* Brief
Copy out the listing in full, exactly as written, but not its pictures.

* Provided information
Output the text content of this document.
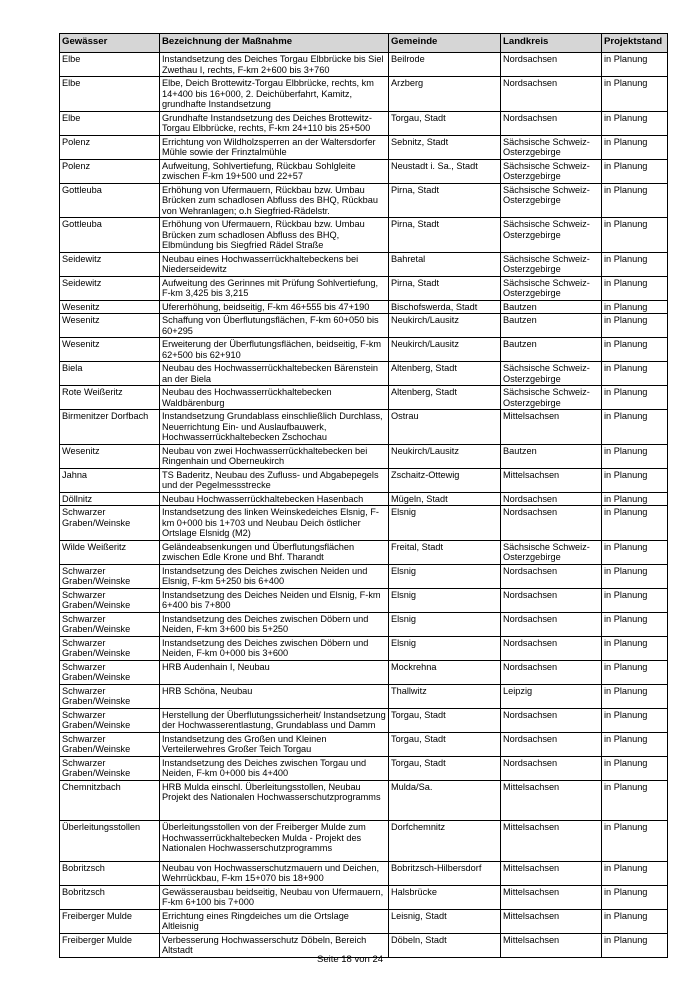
Gewässer	Bezeichnung der Maßnahme	Gemeinde	Landkreis	Projektstand
Elbe	Instandsetzung des Deiches Torgau Elbbrücke bis Siel Zwethau I, rechts, F-km 2+600 bis 3+760	Beilrode	Nordsachsen	in Planung
Elbe	Elbe, Deich Brottewitz-Torgau Elbbrücke, rechts, km 14+400 bis 16+000, 2. Deichüberfahrt, Kamitz, grundhafte Instandsetzung	Arzberg	Nordsachsen	in Planung
Elbe	Grundhafte Instandsetzung des Deiches Brottewitz-Torgau Elbbrücke, rechts, F-km 24+110 bis 25+500	Torgau, Stadt	Nordsachsen	in Planung
Polenz	Errichtung von Wildholzsperren an der Waltersdorfer Mühle sowie der Frinztalmühle	Sebnitz, Stadt	Sächsische Schweiz-Osterzgebirge	in Planung
Polenz	Aufweitung, Sohlvertiefung, Rückbau Sohlgleite zwischen F-km 19+500 und 22+57	Neustadt i. Sa., Stadt	Sächsische Schweiz-Osterzgebirge	in Planung
Gottleuba	Erhöhung von Ufermauern, Rückbau bzw. Umbau Brücken zum schadlosen Abfluss des BHQ, Rückbau von Wehranlagen; o.h Siegfried-Rädelstr.	Pirna, Stadt	Sächsische Schweiz-Osterzgebirge	in Planung
Gottleuba	Erhöhung von Ufermauern, Rückbau bzw. Umbau Brücken zum schadlosen Abfluss des BHQ, Elbmündung bis Siegfried Rädel Straße	Pirna, Stadt	Sächsische Schweiz-Osterzgebirge	in Planung
Seidewitz	Neubau eines Hochwasserrückhaltebeckens bei Niederseidewitz	Bahretal	Sächsische Schweiz-Osterzgebirge	in Planung
Seidewitz	Aufweitung des Gerinnes mit Prüfung Sohlvertiefung, F-km 3,425 bis 3,215	Pirna, Stadt	Sächsische Schweiz-Osterzgebirge	in Planung
Wesenitz	Ufererhöhung, beidseitig, F-km 46+555 bis 47+190	Bischofswerda, Stadt	Bautzen	in Planung
Wesenitz	Schaffung von Überflutungsflächen, F-km 60+050 bis 60+295	Neukirch/Lausitz	Bautzen	in Planung
Wesenitz	Erweiterung der Überflutungsflächen, beidseitig, F-km 62+500 bis 62+910	Neukirch/Lausitz	Bautzen	in Planung
Biela	Neubau des Hochwasserrückhaltebecken Bärenstein an der Biela	Altenberg, Stadt	Sächsische Schweiz-Osterzgebirge	in Planung
Rote Weißeritz	Neubau des Hochwasserrückhaltebecken Waldbärenburg	Altenberg, Stadt	Sächsische Schweiz-Osterzgebirge	in Planung
Birmenitzer Dorfbach	Instandsetzung Grundablass einschließlich Durchlass, Neuerrichtung Ein- und Auslaufbauwerk, Hochwasserrückhaltebecken Zschochau	Ostrau	Mittelsachsen	in Planung
Wesenitz	Neubau von zwei Hochwasserrückhaltebecken bei Ringenhain und Oberneukirch	Neukirch/Lausitz	Bautzen	in Planung
Jahna	TS Baderitz, Neubau des Zufluss- und Abgabepegels und der Pegelmessstrecke	Zschaitz-Ottewig	Mittelsachsen	in Planung
Döllnitz	Neubau Hochwasserrückhaltebecken Hasenbach	Mügeln, Stadt	Nordsachsen	in Planung
Schwarzer Graben/Weinske	Instandsetzung des linken Weinskedeiches Elsnig, F-km 0+000 bis 1+703 und Neubau Deich östlicher Ortslage Elsnidg (M2)	Elsnig	Nordsachsen	in Planung
Wilde Weißeritz	Geländeabsenkungen und Überflutungsflächen zwischen Edle Krone und Bhf. Tharandt	Freital, Stadt	Sächsische Schweiz-Osterzgebirge	in Planung
Schwarzer Graben/Weinske	Instandsetzung des Deiches zwischen Neiden und Elsnig, F-km 5+250 bis 6+400	Elsnig	Nordsachsen	in Planung
Schwarzer Graben/Weinske	Instandsetzung des Deiches Neiden und Elsnig, F-km 6+400 bis 7+800	Elsnig	Nordsachsen	in Planung
Schwarzer Graben/Weinske	Instandsetzung des Deiches zwischen Döbern und Neiden, F-km 3+600 bis 5+250	Elsnig	Nordsachsen	in Planung
Schwarzer Graben/Weinske	Instandsetzung des Deiches zwischen Döbern und Neiden, F-km 0+000 bis 3+600	Elsnig	Nordsachsen	in Planung
Schwarzer Graben/Weinske	HRB Audenhain I, Neubau	Mockrehna	Nordsachsen	in Planung
Schwarzer Graben/Weinske	HRB Schöna, Neubau	Thallwitz	Leipzig	in Planung
Schwarzer Graben/Weinske	Herstellung der Überflutungssicherheit/ Instandsetzung der Hochwasserentlastung, Grundablass und Damm	Torgau, Stadt	Nordsachsen	in Planung
Schwarzer Graben/Weinske	Instandsetzung des Großen und Kleinen Verteilerwehres Großer Teich Torgau	Torgau, Stadt	Nordsachsen	in Planung
Schwarzer Graben/Weinske	Instandsetzung des Deiches zwischen Torgau und Neiden, F-km 0+000 bis 4+400	Torgau, Stadt	Nordsachsen	in Planung
Chemnitzbach	HRB Mulda einschl. Überleitungsstollen, Neubau Projekt des Nationalen Hochwasserschutzprogramms	Mulda/Sa.	Mittelsachsen	in Planung
Überleitungsstollen	Überleitungsstollen von der Freiberger Mulde zum Hochwasserrückhaltebecken Mulda - Projekt des Nationalen Hochwasserschutzprogramms	Dorfchemnitz	Mittelsachsen	in Planung
Bobritzsch	Neubau von Hochwasserschutzmauern und Deichen, Wehrrückbau, F-km 15+070 bis 18+900	Bobritzsch-Hilbersdorf	Mittelsachsen	in Planung
Bobritzsch	Gewässerausbau beidseitig, Neubau von Ufermauern, F-km 6+100 bis 7+000	Halsbrücke	Mittelsachsen	in Planung
Freiberger Mulde	Errichtung eines Ringdeiches um die Ortslage Altleisnig	Leisnig, Stadt	Mittelsachsen	in Planung
Freiberger Mulde	Verbesserung Hochwasserschutz Döbeln, Bereich Altstadt	Döbeln, Stadt	Mittelsachsen	in Planung
Seite 18 von 24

* Expected answer
Output the text content of this document.
Gewässer	Bezeichnung der Maßnahme	Gemeinde	Landkreis	Projektstand
Elbe	Instandsetzung des Deiches Torgau Elbbrücke bis Siel Zwethau I, rechts, F-km 2+600 bis 3+760	Beilrode	Nordsachsen	in Planung
Elbe	Elbe, Deich Brottewitz-Torgau Elbbrücke, rechts, km 14+400 bis 16+000, 2. Deichüberfahrt, Kamitz, grundhafte Instandsetzung	Arzberg	Nordsachsen	in Planung
Elbe	Grundhafte Instandsetzung des Deiches Brottewitz-Torgau Elbbrücke, rechts, F-km 24+110 bis 25+500	Torgau, Stadt	Nordsachsen	in Planung
Polenz	Errichtung von Wildholzsperren an der Waltersdorfer Mühle sowie der Frinztalmühle	Sebnitz, Stadt	Sächsische Schweiz-Osterzgebirge	in Planung
Polenz	Aufweitung, Sohlvertiefung, Rückbau Sohlgleite zwischen F-km 19+500 und 22+57	Neustadt i. Sa., Stadt	Sächsische Schweiz-Osterzgebirge	in Planung
Gottleuba	Erhöhung von Ufermauern, Rückbau bzw. Umbau Brücken zum schadlosen Abfluss des BHQ, Rückbau von Wehranlagen; o.h Siegfried-Rädelstr.	Pirna, Stadt	Sächsische Schweiz-Osterzgebirge	in Planung
Gottleuba	Erhöhung von Ufermauern, Rückbau bzw. Umbau Brücken zum schadlosen Abfluss des BHQ, Elbmündung bis Siegfried Rädel Straße	Pirna, Stadt	Sächsische Schweiz-Osterzgebirge	in Planung
Seidewitz	Neubau eines Hochwasserrückhaltebeckens bei Niederseidewitz	Bahretal	Sächsische Schweiz-Osterzgebirge	in Planung
Seidewitz	Aufweitung des Gerinnes mit Prüfung Sohlvertiefung, F-km 3,425 bis 3,215	Pirna, Stadt	Sächsische Schweiz-Osterzgebirge	in Planung
Wesenitz	Ufererhöhung, beidseitig, F-km 46+555 bis 47+190	Bischofswerda, Stadt	Bautzen	in Planung
Wesenitz	Schaffung von Überflutungsflächen, F-km 60+050 bis 60+295	Neukirch/Lausitz	Bautzen	in Planung
Wesenitz	Erweiterung der Überflutungsflächen, beidseitig, F-km 62+500 bis 62+910	Neukirch/Lausitz	Bautzen	in Planung
Biela	Neubau des Hochwasserrückhaltebecken Bärenstein an der Biela	Altenberg, Stadt	Sächsische Schweiz-Osterzgebirge	in Planung
Rote Weißeritz	Neubau des Hochwasserrückhaltebecken Waldbärenburg	Altenberg, Stadt	Sächsische Schweiz-Osterzgebirge	in Planung
Birmenitzer Dorfbach	Instandsetzung Grundablass einschließlich Durchlass, Neuerrichtung Ein- und Auslaufbauwerk, Hochwasserrückhaltebecken Zschochau	Ostrau	Mittelsachsen	in Planung
Wesenitz	Neubau von zwei Hochwasserrückhaltebecken bei Ringenhain und Oberneukirch	Neukirch/Lausitz	Bautzen	in Planung
Jahna	TS Baderitz, Neubau des Zufluss- und Abgabepegels und der Pegelmessstrecke	Zschaitz-Ottewig	Mittelsachsen	in Planung
Döllnitz	Neubau Hochwasserrückhaltebecken Hasenbach	Mügeln, Stadt	Nordsachsen	in Planung
Schwarzer Graben/Weinske	Instandsetzung des linken Weinskedeiches Elsnig, F-km 0+000 bis 1+703 und Neubau Deich östlicher Ortslage Elsnidg (M2)	Elsnig	Nordsachsen	in Planung
Wilde Weißeritz	Geländeabsenkungen und Überflutungsflächen zwischen Edle Krone und Bhf. Tharandt	Freital, Stadt	Sächsische Schweiz-Osterzgebirge	in Planung
Schwarzer Graben/Weinske	Instandsetzung des Deiches zwischen Neiden und Elsnig, F-km 5+250 bis 6+400	Elsnig	Nordsachsen	in Planung
Schwarzer Graben/Weinske	Instandsetzung des Deiches Neiden und Elsnig, F-km 6+400 bis 7+800	Elsnig	Nordsachsen	in Planung
Schwarzer Graben/Weinske	Instandsetzung des Deiches zwischen Döbern und Neiden, F-km 3+600 bis 5+250	Elsnig	Nordsachsen	in Planung
Schwarzer Graben/Weinske	Instandsetzung des Deiches zwischen Döbern und Neiden, F-km 0+000 bis 3+600	Elsnig	Nordsachsen	in Planung
Schwarzer Graben/Weinske	HRB Audenhain I, Neubau	Mockrehna	Nordsachsen	in Planung
Schwarzer Graben/Weinske	HRB Schöna, Neubau	Thallwitz	Leipzig	in Planung
Schwarzer Graben/Weinske	Herstellung der Überflutungssicherheit/ Instandsetzung der Hochwasserentlastung, Grundablass und Damm	Torgau, Stadt	Nordsachsen	in Planung
Schwarzer Graben/Weinske	Instandsetzung des Großen und Kleinen Verteilerwehres Großer Teich Torgau	Torgau, Stadt	Nordsachsen	in Planung
Schwarzer Graben/Weinske	Instandsetzung des Deiches zwischen Torgau und Neiden, F-km 0+000 bis 4+400	Torgau, Stadt	Nordsachsen	in Planung
Chemnitzbach	HRB Mulda einschl. Überleitungsstollen, Neubau Projekt des Nationalen Hochwasserschutzprogramms	Mulda/Sa.	Mittelsachsen	in Planung
Überleitungsstollen	Überleitungsstollen von der Freiberger Mulde zum Hochwasserrückhaltebecken Mulda - Projekt des Nationalen Hochwasserschutzprogramms	Dorfchemnitz	Mittelsachsen	in Planung
Bobritzsch	Neubau von Hochwasserschutzmauern und Deichen, Wehrrückbau, F-km 15+070 bis 18+900	Bobritzsch-Hilbersdorf	Mittelsachsen	in Planung
Bobritzsch	Gewässerausbau beidseitig, Neubau von Ufermauern, F-km 6+100 bis 7+000	Halsbrücke	Mittelsachsen	in Planung
Freiberger Mulde	Errichtung eines Ringdeiches um die Ortslage Altleisnig	Leisnig, Stadt	Mittelsachsen	in Planung
Freiberger Mulde	Verbesserung Hochwasserschutz Döbeln, Bereich Altstadt	Döbeln, Stadt	Mittelsachsen	in Planung
Seite 18 von 24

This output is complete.